- [DIRECTION]
Transcribe the listing verbatim. Do not carry over any pictures.

- [DATA SHOWN]

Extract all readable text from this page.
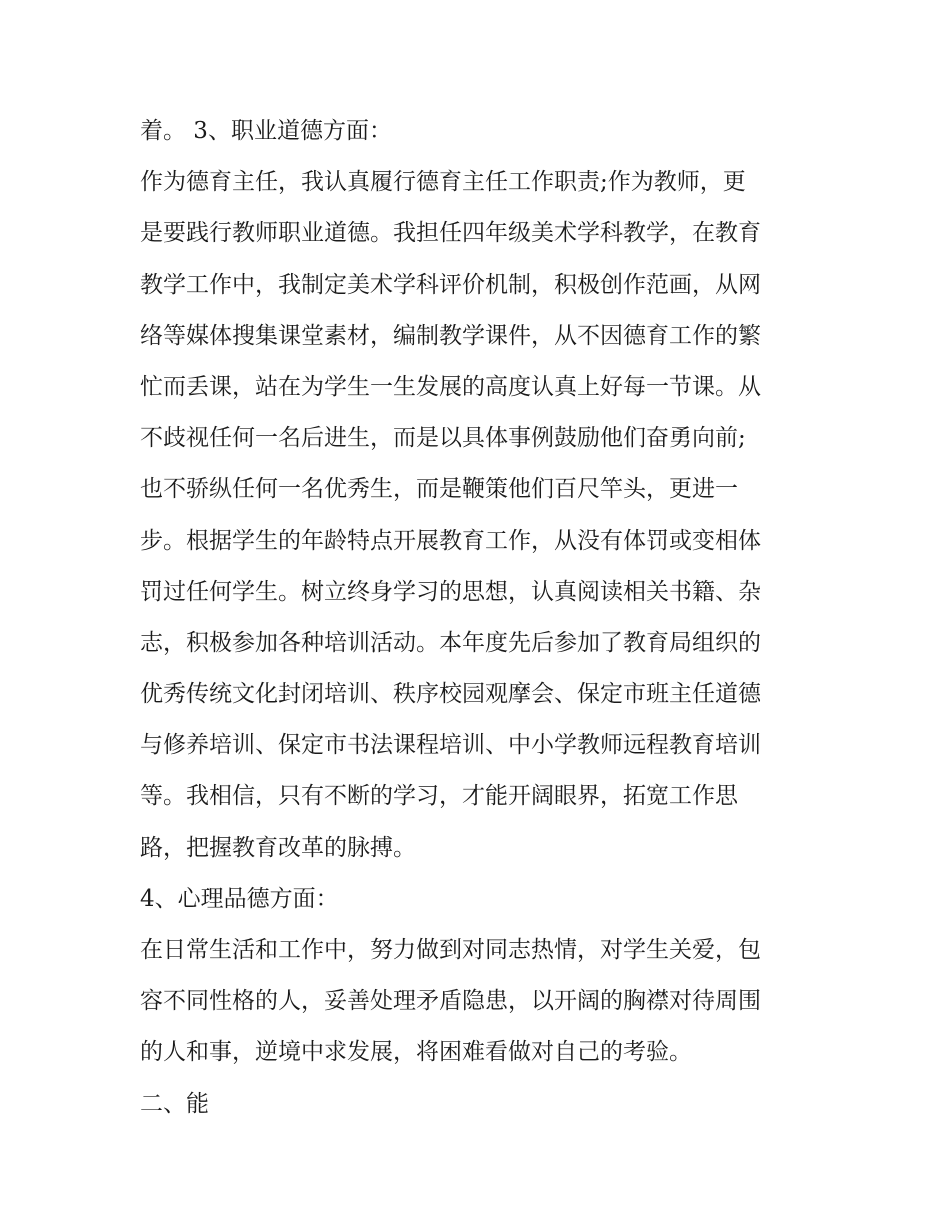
着。 3、职业道德方面：
作为德育主任，我认真履行德育主任工作职责;作为教师，更
是要践行教师职业道德。我担任四年级美术学科教学，在教育
教学工作中，我制定美术学科评价机制，积极创作范画，从网
络等媒体搜集课堂素材，编制教学课件，从不因德育工作的繁
忙而丢课，站在为学生一生发展的高度认真上好每一节课。从
不歧视任何一名后进生，而是以具体事例鼓励他们奋勇向前;
也不骄纵任何一名优秀生，而是鞭策他们百尺竿头，更进一
步。根据学生的年龄特点开展教育工作，从没有体罚或变相体
罚过任何学生。树立终身学习的思想，认真阅读相关书籍、杂
志，积极参加各种培训活动。本年度先后参加了教育局组织的
优秀传统文化封闭培训、秩序校园观摩会、保定市班主任道德
与修养培训、保定市书法课程培训、中小学教师远程教育培训
等。我相信，只有不断的学习，才能开阔眼界，拓宽工作思
路，把握教育改革的脉搏。
4、心理品德方面：
在日常生活和工作中，努力做到对同志热情，对学生关爱，包
容不同性格的人，妥善处理矛盾隐患，以开阔的胸襟对待周围
的人和事，逆境中求发展，将困难看做对自己的考验。
二、能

- [ANSWER TO THE PROBLEM]
Extract all readable text from this page.
着。 3、职业道德方面：
作为德育主任，我认真履行德育主任工作职责;作为教师，更
是要践行教师职业道德。我担任四年级美术学科教学，在教育
教学工作中，我制定美术学科评价机制，积极创作范画，从网
络等媒体搜集课堂素材，编制教学课件，从不因德育工作的繁
忙而丢课，站在为学生一生发展的高度认真上好每一节课。从
不歧视任何一名后进生，而是以具体事例鼓励他们奋勇向前;
也不骄纵任何一名优秀生，而是鞭策他们百尺竿头，更进一
步。根据学生的年龄特点开展教育工作，从没有体罚或变相体
罚过任何学生。树立终身学习的思想，认真阅读相关书籍、杂
志，积极参加各种培训活动。本年度先后参加了教育局组织的
优秀传统文化封闭培训、秩序校园观摩会、保定市班主任道德
与修养培训、保定市书法课程培训、中小学教师远程教育培训
等。我相信，只有不断的学习，才能开阔眼界，拓宽工作思
路，把握教育改革的脉搏。
4、心理品德方面：
在日常生活和工作中，努力做到对同志热情，对学生关爱，包
容不同性格的人，妥善处理矛盾隐患，以开阔的胸襟对待周围
的人和事，逆境中求发展，将困难看做对自己的考验。
二、能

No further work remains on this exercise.